START

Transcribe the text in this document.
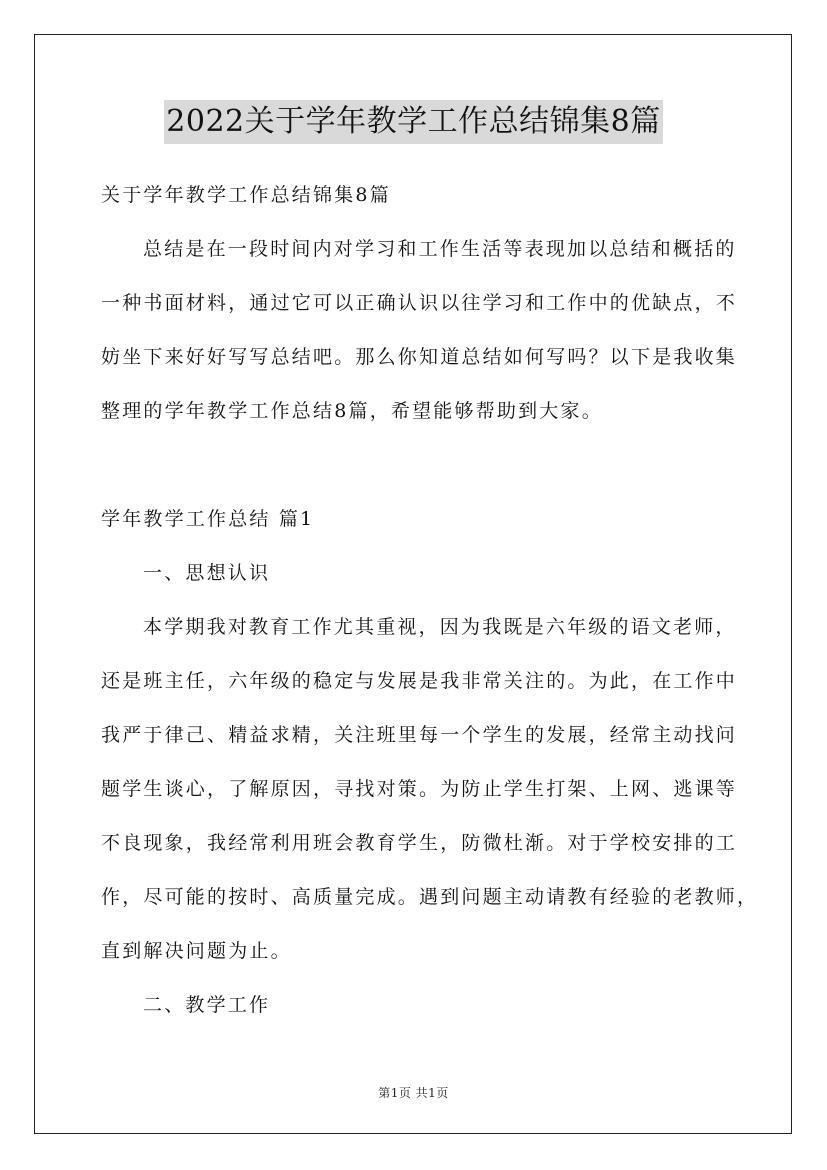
2022关于学年教学工作总结锦集8篇
关于学年教学工作总结锦集8篇
总结是在一段时间内对学习和工作生活等表现加以总结和概括的
一种书面材料，通过它可以正确认识以往学习和工作中的优缺点，不
妨坐下来好好写写总结吧。那么你知道总结如何写吗？以下是我收集
整理的学年教学工作总结8篇，希望能够帮助到大家。
学年教学工作总结 篇1
一、思想认识
本学期我对教育工作尤其重视，因为我既是六年级的语文老师，
还是班主任，六年级的稳定与发展是我非常关注的。为此，在工作中
我严于律己、精益求精，关注班里每一个学生的发展，经常主动找问
题学生谈心，了解原因，寻找对策。为防止学生打架、上网、逃课等
不良现象，我经常利用班会教育学生，防微杜渐。对于学校安排的工
作，尽可能的按时、高质量完成。遇到问题主动请教有经验的老教师，
直到解决问题为止。
二、教学工作
第1页 共1页
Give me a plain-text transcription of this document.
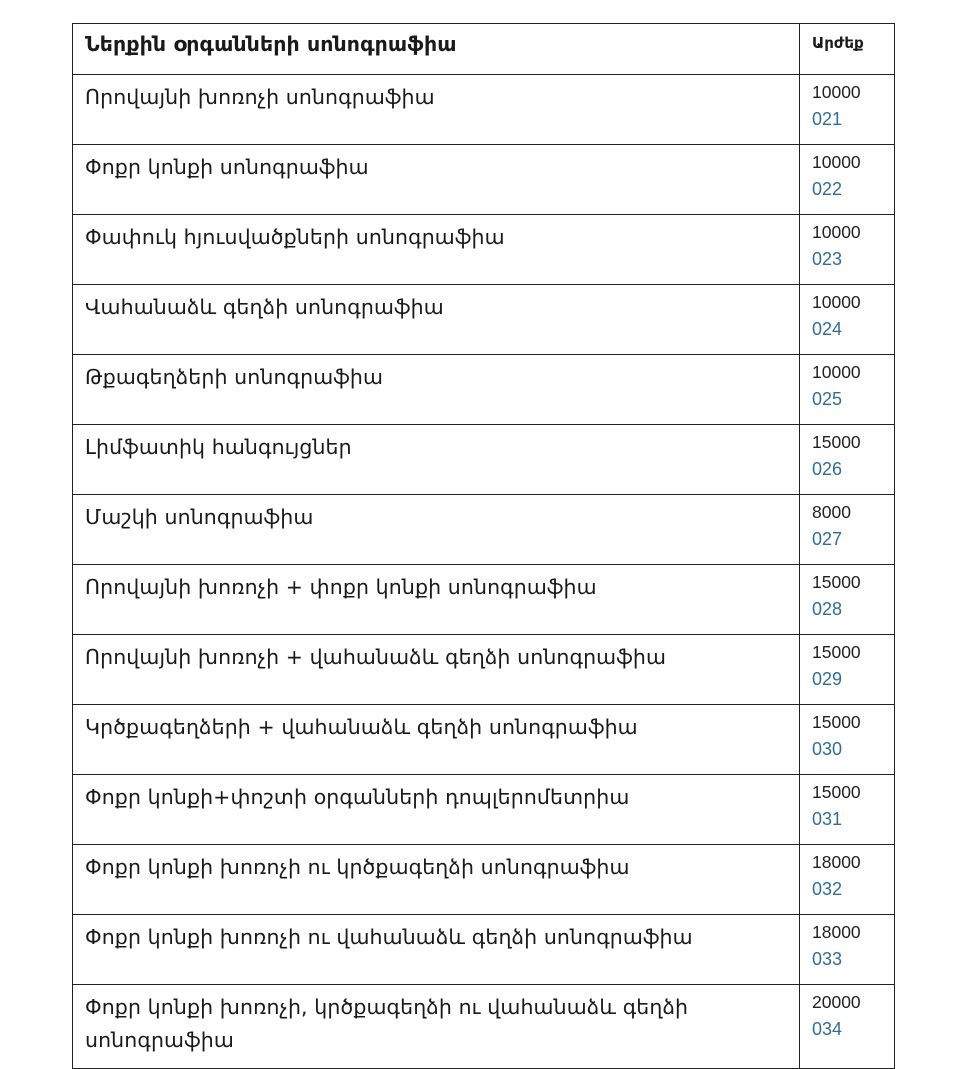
Ներքին օրգանների սոնոգրաֆիա	Արժեք
Որովայնի խոռոչի սոնոգրաֆիա	10000
021

Փոքր կոնքի սոնոգրաֆիա	10000
022

Փափուկ հյուսվածքների սոնոգրաֆիա	10000
023

Վահանաձև գեղձի սոնոգրաֆիա	10000
024

Թքագեղձերի սոնոգրաֆիա	10000
025

Լիմֆատիկ հանգույցներ	15000
026

Մաշկի սոնոգրաֆիա	8000
027

Որովայնի խոռոչի + փոքր կոնքի սոնոգրաֆիա	15000
028

Որովայնի խոռոչի + վահանաձև գեղձի սոնոգրաֆիա	15000
029

Կրծքագեղձերի + վահանաձև գեղձի սոնոգրաֆիա	15000
030

Փոքր կոնքի+փոշտի օրգանների դոպլերոմետրիա	15000
031

Փոքր կոնքի խոռոչի ու կրծքագեղձի սոնոգրաֆիա	18000
032

Փոքր կոնքի խոռոչի ու վահանաձև գեղձի սոնոգրաֆիա	18000
033

Փոքր կոնքի խոռոչի, կրծքագեղձի ու վահանաձև գեղձի սոնոգրաֆիա	20000
034
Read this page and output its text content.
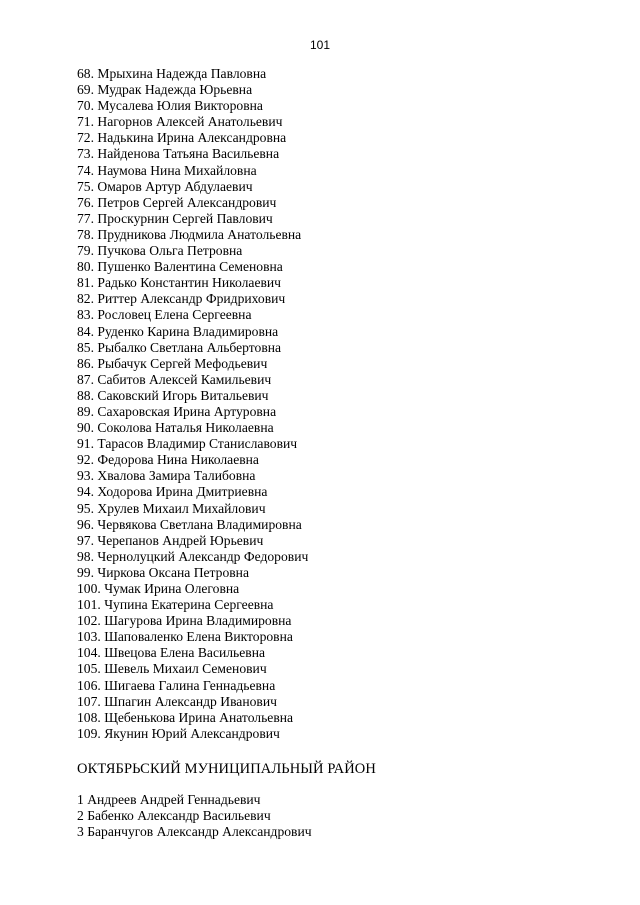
101
68. Мрыхина Надежда Павловна
69. Мудрак Надежда Юрьевна
70. Мусалева Юлия Викторовна
71. Нагорнов Алексей Анатольевич
72. Надькина Ирина Александровна
73. Найденова Татьяна Васильевна
74. Наумова Нина Михайловна
75. Омаров Артур Абдулаевич
76. Петров Сергей Александрович
77. Проскурнин Сергей Павлович
78. Прудникова Людмила Анатольевна
79. Пучкова Ольга Петровна
80. Пушенко Валентина Семеновна
81. Радько Константин Николаевич
82. Риттер Александр Фридрихович
83. Рословец Елена Сергеевна
84. Руденко Карина Владимировна
85. Рыбалко Светлана Альбертовна
86. Рыбачук Сергей Мефодьевич
87. Сабитов Алексей Камильевич
88. Саковский Игорь Витальевич
89. Сахаровская Ирина Артуровна
90. Соколова Наталья Николаевна
91. Тарасов Владимир Станиславович
92. Федорова Нина Николаевна
93. Хвалова Замира Талибовна
94. Ходорова Ирина Дмитриевна
95. Хрулев Михаил Михайлович
96. Червякова Светлана Владимировна
97. Черепанов Андрей Юрьевич
98. Чернолуцкий Александр Федорович
99. Чиркова Оксана Петровна
100. Чумак Ирина Олеговна
101. Чупина Екатерина Сергеевна
102. Шагурова Ирина Владимировна
103. Шаповаленко Елена Викторовна
104. Швецова Елена Васильевна
105. Шевель Михаил Семенович
106. Шигаева Галина Геннадьевна
107. Шпагин Александр Иванович
108. Щебенькова Ирина Анатольевна
109. Якунин Юрий Александрович
ОКТЯБРЬСКИЙ МУНИЦИПАЛЬНЫЙ РАЙОН
1 Андреев Андрей Геннадьевич
2 Бабенко Александр Васильевич
3 Баранчугов Александр Александрович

END

- Your objective -
Among the lines of the material above, how many include the string "Александрович"? Report only that number.

- Solution for this problem -
3